─── DATA ENTRIES

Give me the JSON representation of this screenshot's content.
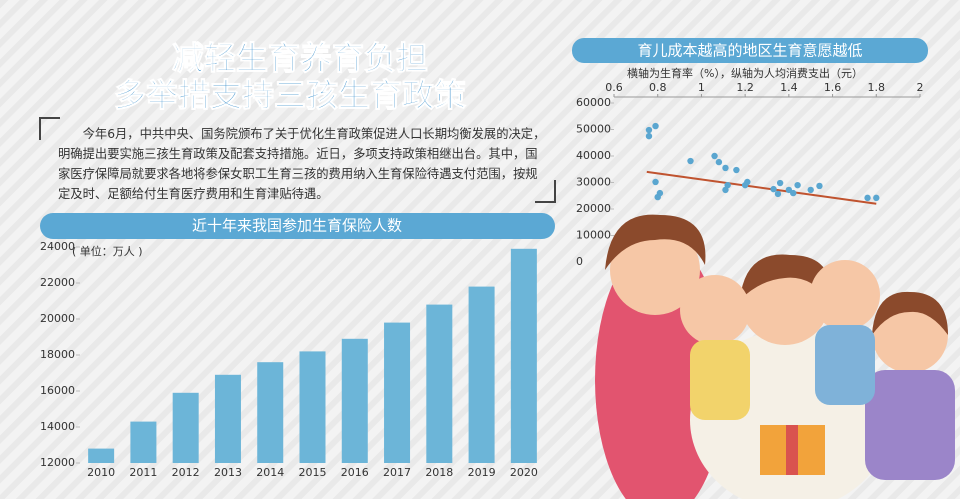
{
  "header": {
    "title_lines": [
      "减轻生育养育负担",
      "多举措支持三孩生育政策"
    ],
    "body": "今年6月，中共中央、国务院颁布了关于优化生育政策促进人口长期均衡发展的决定，明确提出要实施三孩生育政策及配套支持措施。近日，多项支持政策相继出台。其中，国家医疗保障局就要求各地将参保女职工生育三孩的费用纳入生育保险待遇支付范围，按规定及时、足额给付生育医疗费用和生育津贴待遇。"
  },
  "chart_data": [
    {
      "type": "bar",
      "title": "近十年来我国参加生育保险人数",
      "unit": "( 单位：万人 )",
      "categories": [
        "2010",
        "2011",
        "2012",
        "2013",
        "2014",
        "2015",
        "2016",
        "2017",
        "2018",
        "2019",
        "2020"
      ],
      "values": [
        12800,
        14300,
        15900,
        16900,
        17600,
        18200,
        18900,
        19800,
        20800,
        21800,
        23900
      ],
      "color": "#6cb5d8",
      "ylim": [
        12000,
        24000
      ],
      "yticks": [
        12000,
        14000,
        16000,
        18000,
        20000,
        22000,
        24000
      ]
    },
    {
      "type": "scatter",
      "title": "育儿成本越高的地区生育意愿越低",
      "subtitle": "横轴为生育率（%），纵轴为人均消费支出（元）",
      "x": [
        0.76,
        0.79,
        0.76,
        0.79,
        0.81,
        0.8,
        0.95,
        1.06,
        1.08,
        1.11,
        1.12,
        1.11,
        1.16,
        1.2,
        1.21,
        1.33,
        1.35,
        1.36,
        1.4,
        1.42,
        1.44,
        1.5,
        1.54,
        1.76,
        1.8
      ],
      "values": [
        49800,
        51300,
        47500,
        30200,
        26000,
        24500,
        38100,
        40000,
        37700,
        35500,
        29000,
        27200,
        34700,
        29000,
        30200,
        27500,
        25700,
        29800,
        27200,
        26000,
        29000,
        27200,
        28700,
        24200,
        24200
      ],
      "color": "#5aa6d0",
      "trendline": {
        "x": [
          0.75,
          1.8
        ],
        "values": [
          34000,
          22000
        ],
        "color": "#c0532f"
      },
      "xlim": [
        0.6,
        2
      ],
      "xticks": [
        0.6,
        0.8,
        1,
        1.2,
        1.4,
        1.6,
        1.8,
        2
      ],
      "ylim": [
        0,
        60000
      ],
      "yticks": [
        0,
        10000,
        20000,
        30000,
        40000,
        50000,
        60000
      ]
    }
  ]
}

──────

WHAT YOU WILL DO: Copy out each line of the data where the string "color" appears.

CORRECT OUTPUT:
      "color": "#6cb5d8",
      "color": "#5aa6d0",
        "color": "#c0532f"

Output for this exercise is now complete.